» **What is being asked**
The answer must be an exact reproduction of all the entries.

[Records from a collection of figures]
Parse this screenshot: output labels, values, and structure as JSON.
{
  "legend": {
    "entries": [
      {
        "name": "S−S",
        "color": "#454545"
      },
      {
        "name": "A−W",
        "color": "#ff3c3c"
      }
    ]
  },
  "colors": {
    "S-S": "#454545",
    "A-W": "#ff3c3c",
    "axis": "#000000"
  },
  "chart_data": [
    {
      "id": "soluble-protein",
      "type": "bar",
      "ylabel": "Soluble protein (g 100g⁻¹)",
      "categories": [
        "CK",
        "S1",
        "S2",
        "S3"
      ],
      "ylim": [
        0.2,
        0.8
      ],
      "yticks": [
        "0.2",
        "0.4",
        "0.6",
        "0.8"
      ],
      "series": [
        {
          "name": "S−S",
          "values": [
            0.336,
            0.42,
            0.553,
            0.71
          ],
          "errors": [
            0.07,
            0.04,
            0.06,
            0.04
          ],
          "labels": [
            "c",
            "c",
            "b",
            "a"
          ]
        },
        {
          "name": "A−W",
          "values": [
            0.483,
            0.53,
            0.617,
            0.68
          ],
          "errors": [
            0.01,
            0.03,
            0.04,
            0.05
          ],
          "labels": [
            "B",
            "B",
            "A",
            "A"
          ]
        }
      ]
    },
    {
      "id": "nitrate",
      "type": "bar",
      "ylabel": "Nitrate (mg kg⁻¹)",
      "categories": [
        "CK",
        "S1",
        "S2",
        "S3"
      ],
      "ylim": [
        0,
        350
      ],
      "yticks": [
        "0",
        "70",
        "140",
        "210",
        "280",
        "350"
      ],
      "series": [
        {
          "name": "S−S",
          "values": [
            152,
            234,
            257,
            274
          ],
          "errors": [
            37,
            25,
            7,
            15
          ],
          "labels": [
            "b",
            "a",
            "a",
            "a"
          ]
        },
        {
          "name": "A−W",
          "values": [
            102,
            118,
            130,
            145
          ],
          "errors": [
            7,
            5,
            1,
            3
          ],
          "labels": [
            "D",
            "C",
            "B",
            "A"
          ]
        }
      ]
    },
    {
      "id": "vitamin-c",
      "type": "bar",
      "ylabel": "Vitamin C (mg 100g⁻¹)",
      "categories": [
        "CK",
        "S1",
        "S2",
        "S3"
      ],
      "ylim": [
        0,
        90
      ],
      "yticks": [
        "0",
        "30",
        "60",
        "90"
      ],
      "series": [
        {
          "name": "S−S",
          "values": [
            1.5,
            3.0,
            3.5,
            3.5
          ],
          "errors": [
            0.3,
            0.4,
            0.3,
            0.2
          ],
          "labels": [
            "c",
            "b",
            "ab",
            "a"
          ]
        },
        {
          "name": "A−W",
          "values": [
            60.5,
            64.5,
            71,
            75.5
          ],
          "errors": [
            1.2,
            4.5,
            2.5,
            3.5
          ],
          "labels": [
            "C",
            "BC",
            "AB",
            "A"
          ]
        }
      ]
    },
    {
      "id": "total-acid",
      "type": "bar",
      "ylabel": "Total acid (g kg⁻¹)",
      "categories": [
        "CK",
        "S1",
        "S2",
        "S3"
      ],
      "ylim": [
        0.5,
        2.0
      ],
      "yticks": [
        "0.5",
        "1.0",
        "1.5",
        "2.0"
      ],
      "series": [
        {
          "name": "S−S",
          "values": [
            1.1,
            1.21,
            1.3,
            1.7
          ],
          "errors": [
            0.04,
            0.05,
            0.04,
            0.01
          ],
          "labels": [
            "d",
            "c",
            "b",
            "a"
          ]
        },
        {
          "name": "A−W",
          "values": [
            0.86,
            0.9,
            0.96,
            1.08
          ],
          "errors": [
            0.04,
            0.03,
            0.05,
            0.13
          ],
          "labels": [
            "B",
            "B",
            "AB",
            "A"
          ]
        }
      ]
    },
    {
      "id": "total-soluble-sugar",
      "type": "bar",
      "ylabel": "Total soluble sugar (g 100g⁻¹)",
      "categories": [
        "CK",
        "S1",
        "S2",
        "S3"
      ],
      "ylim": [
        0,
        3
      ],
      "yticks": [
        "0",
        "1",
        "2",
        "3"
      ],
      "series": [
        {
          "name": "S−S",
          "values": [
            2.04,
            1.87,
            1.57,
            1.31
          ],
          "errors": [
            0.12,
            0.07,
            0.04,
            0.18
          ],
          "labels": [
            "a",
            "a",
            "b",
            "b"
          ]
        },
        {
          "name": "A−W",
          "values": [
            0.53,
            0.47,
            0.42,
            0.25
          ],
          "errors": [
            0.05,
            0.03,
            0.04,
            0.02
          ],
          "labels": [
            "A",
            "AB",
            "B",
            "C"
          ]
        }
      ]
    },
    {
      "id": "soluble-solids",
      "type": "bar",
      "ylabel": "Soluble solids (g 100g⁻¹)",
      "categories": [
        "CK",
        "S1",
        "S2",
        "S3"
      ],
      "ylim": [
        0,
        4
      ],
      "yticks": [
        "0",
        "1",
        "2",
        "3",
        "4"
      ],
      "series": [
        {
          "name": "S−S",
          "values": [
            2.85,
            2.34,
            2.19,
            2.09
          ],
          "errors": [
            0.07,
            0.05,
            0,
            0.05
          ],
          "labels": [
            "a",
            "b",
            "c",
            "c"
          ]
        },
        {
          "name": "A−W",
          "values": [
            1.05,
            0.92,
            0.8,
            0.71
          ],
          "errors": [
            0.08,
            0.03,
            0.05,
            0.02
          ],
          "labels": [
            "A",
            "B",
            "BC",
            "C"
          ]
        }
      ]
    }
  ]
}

» **Written response**
Parse this screenshot: output labels, values, and structure as JSON.
{
  "legend": {
    "entries": [
      {
        "name": "S−S",
        "color": "#454545"
      },
      {
        "name": "A−W",
        "color": "#ff3c3c"
      }
    ]
  },
  "colors": {
    "S-S": "#454545",
    "A-W": "#ff3c3c",
    "axis": "#000000"
  },
  "chart_data": [
    {
      "id": "soluble-protein",
      "type": "bar",
      "ylabel": "Soluble protein (g 100g⁻¹)",
      "categories": [
        "CK",
        "S1",
        "S2",
        "S3"
      ],
      "ylim": [
        0.2,
        0.8
      ],
      "yticks": [
        "0.2",
        "0.4",
        "0.6",
        "0.8"
      ],
      "series": [
        {
          "name": "S−S",
          "values": [
            0.336,
            0.42,
            0.553,
            0.71
          ],
          "errors": [
            0.07,
            0.04,
            0.06,
            0.04
          ],
          "labels": [
            "c",
            "c",
            "b",
            "a"
          ]
        },
        {
          "name": "A−W",
          "values": [
            0.483,
            0.53,
            0.617,
            0.68
          ],
          "errors": [
            0.01,
            0.03,
            0.04,
            0.05
          ],
          "labels": [
            "B",
            "B",
            "A",
            "A"
          ]
        }
      ]
    },
    {
      "id": "nitrate",
      "type": "bar",
      "ylabel": "Nitrate (mg kg⁻¹)",
      "categories": [
        "CK",
        "S1",
        "S2",
        "S3"
      ],
      "ylim": [
        0,
        350
      ],
      "yticks": [
        "0",
        "70",
        "140",
        "210",
        "280",
        "350"
      ],
      "series": [
        {
          "name": "S−S",
          "values": [
            152,
            234,
            257,
            274
          ],
          "errors": [
            37,
            25,
            7,
            15
          ],
          "labels": [
            "b",
            "a",
            "a",
            "a"
          ]
        },
        {
          "name": "A−W",
          "values": [
            102,
            118,
            130,
            145
          ],
          "errors": [
            7,
            5,
            1,
            3
          ],
          "labels": [
            "D",
            "C",
            "B",
            "A"
          ]
        }
      ]
    },
    {
      "id": "vitamin-c",
      "type": "bar",
      "ylabel": "Vitamin C (mg 100g⁻¹)",
      "categories": [
        "CK",
        "S1",
        "S2",
        "S3"
      ],
      "ylim": [
        0,
        90
      ],
      "yticks": [
        "0",
        "30",
        "60",
        "90"
      ],
      "series": [
        {
          "name": "S−S",
          "values": [
            1.5,
            3.0,
            3.5,
            3.5
          ],
          "errors": [
            0.3,
            0.4,
            0.3,
            0.2
          ],
          "labels": [
            "c",
            "b",
            "ab",
            "a"
          ]
        },
        {
          "name": "A−W",
          "values": [
            60.5,
            64.5,
            71,
            75.5
          ],
          "errors": [
            1.2,
            4.5,
            2.5,
            3.5
          ],
          "labels": [
            "C",
            "BC",
            "AB",
            "A"
          ]
        }
      ]
    },
    {
      "id": "total-acid",
      "type": "bar",
      "ylabel": "Total acid (g kg⁻¹)",
      "categories": [
        "CK",
        "S1",
        "S2",
        "S3"
      ],
      "ylim": [
        0.5,
        2.0
      ],
      "yticks": [
        "0.5",
        "1.0",
        "1.5",
        "2.0"
      ],
      "series": [
        {
          "name": "S−S",
          "values": [
            1.1,
            1.21,
            1.3,
            1.7
          ],
          "errors": [
            0.04,
            0.05,
            0.04,
            0.01
          ],
          "labels": [
            "d",
            "c",
            "b",
            "a"
          ]
        },
        {
          "name": "A−W",
          "values": [
            0.86,
            0.9,
            0.96,
            1.08
          ],
          "errors": [
            0.04,
            0.03,
            0.05,
            0.13
          ],
          "labels": [
            "B",
            "B",
            "AB",
            "A"
          ]
        }
      ]
    },
    {
      "id": "total-soluble-sugar",
      "type": "bar",
      "ylabel": "Total soluble sugar (g 100g⁻¹)",
      "categories": [
        "CK",
        "S1",
        "S2",
        "S3"
      ],
      "ylim": [
        0,
        3
      ],
      "yticks": [
        "0",
        "1",
        "2",
        "3"
      ],
      "series": [
        {
          "name": "S−S",
          "values": [
            2.04,
            1.87,
            1.57,
            1.31
          ],
          "errors": [
            0.12,
            0.07,
            0.04,
            0.18
          ],
          "labels": [
            "a",
            "a",
            "b",
            "b"
          ]
        },
        {
          "name": "A−W",
          "values": [
            0.53,
            0.47,
            0.42,
            0.25
          ],
          "errors": [
            0.05,
            0.03,
            0.04,
            0.02
          ],
          "labels": [
            "A",
            "AB",
            "B",
            "C"
          ]
        }
      ]
    },
    {
      "id": "soluble-solids",
      "type": "bar",
      "ylabel": "Soluble solids (g 100g⁻¹)",
      "categories": [
        "CK",
        "S1",
        "S2",
        "S3"
      ],
      "ylim": [
        0,
        4
      ],
      "yticks": [
        "0",
        "1",
        "2",
        "3",
        "4"
      ],
      "series": [
        {
          "name": "S−S",
          "values": [
            2.85,
            2.34,
            2.19,
            2.09
          ],
          "errors": [
            0.07,
            0.05,
            0,
            0.05
          ],
          "labels": [
            "a",
            "b",
            "c",
            "c"
          ]
        },
        {
          "name": "A−W",
          "values": [
            1.05,
            0.92,
            0.8,
            0.71
          ],
          "errors": [
            0.08,
            0.03,
            0.05,
            0.02
          ],
          "labels": [
            "A",
            "B",
            "BC",
            "C"
          ]
        }
      ]
    }
  ]
}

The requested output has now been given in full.